▸ What you will do
Give the entries back exactly, dropping each image.

▸ Data for this task

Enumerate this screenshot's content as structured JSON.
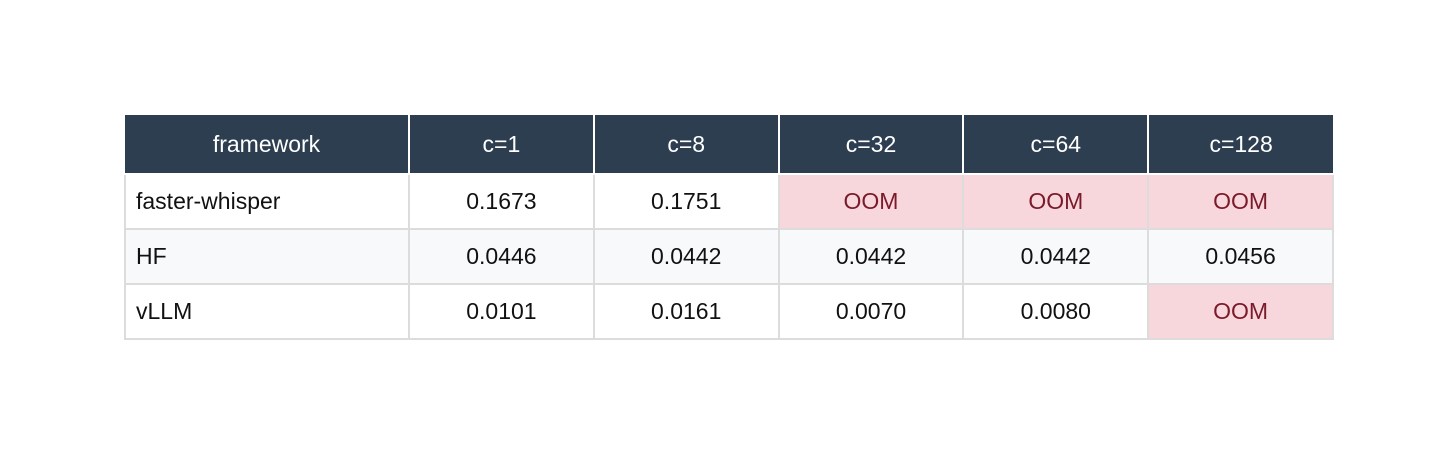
{
  "table": {
    "header": [
      "framework",
      "c=1",
      "c=8",
      "c=32",
      "c=64",
      "c=128"
    ],
    "rows": [
      [
        "faster-whisper",
        "0.1673",
        "0.1751",
        "OOM",
        "OOM",
        "OOM"
      ],
      [
        "HF",
        "0.0446",
        "0.0442",
        "0.0442",
        "0.0442",
        "0.0456"
      ],
      [
        "vLLM",
        "0.0101",
        "0.0161",
        "0.0070",
        "0.0080",
        "OOM"
      ]
    ]
  }
}
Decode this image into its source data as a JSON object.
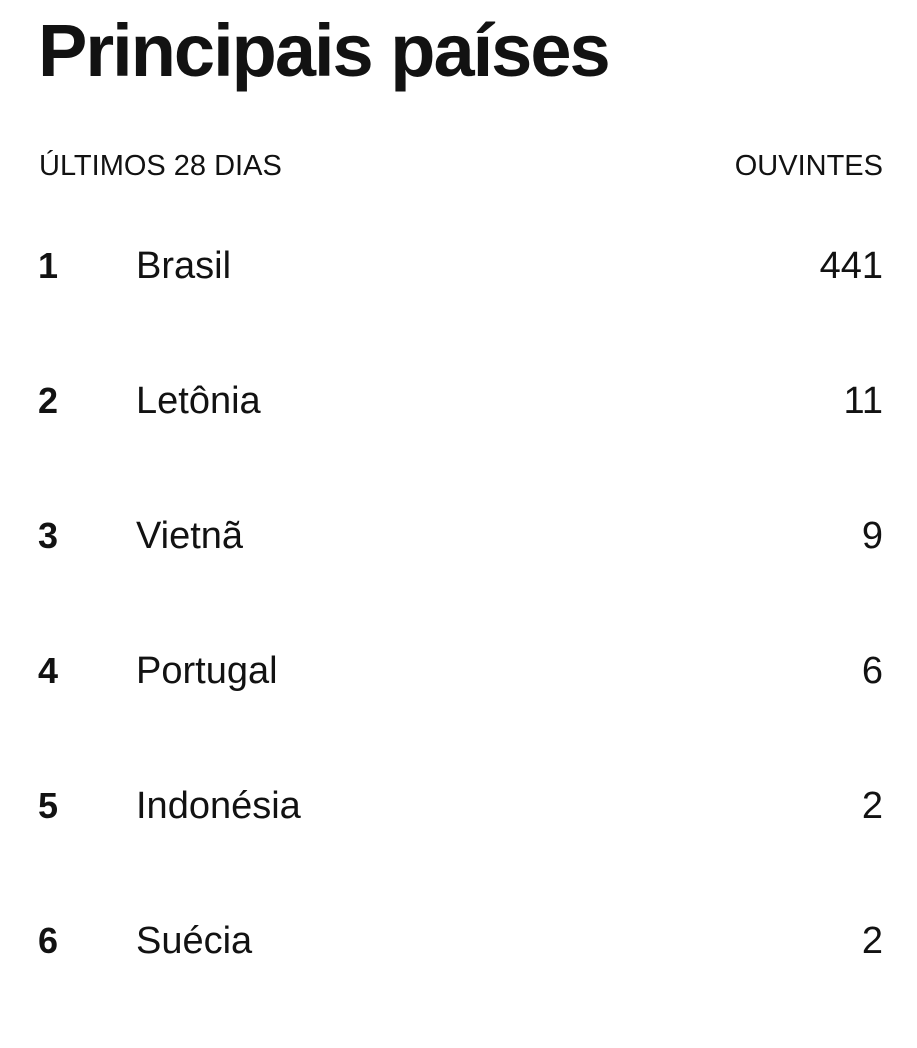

▸ Solution
Enumerate this screenshot's content as structured JSON.
{
  "table": {
    "header": [
      "framework",
      "c=1",
      "c=8",
      "c=32",
      "c=64",
      "c=128"
    ],
    "rows": [
      [
        "faster-whisper",
        "0.1673",
        "0.1751",
        "OOM",
        "OOM",
        "OOM"
      ],
      [
        "HF",
        "0.0446",
        "0.0442",
        "0.0442",
        "0.0442",
        "0.0456"
      ],
      [
        "vLLM",
        "0.0101",
        "0.0161",
        "0.0070",
        "0.0080",
        "OOM"
      ]
    ]
  }
}
Decode this image into its source data as a JSON object.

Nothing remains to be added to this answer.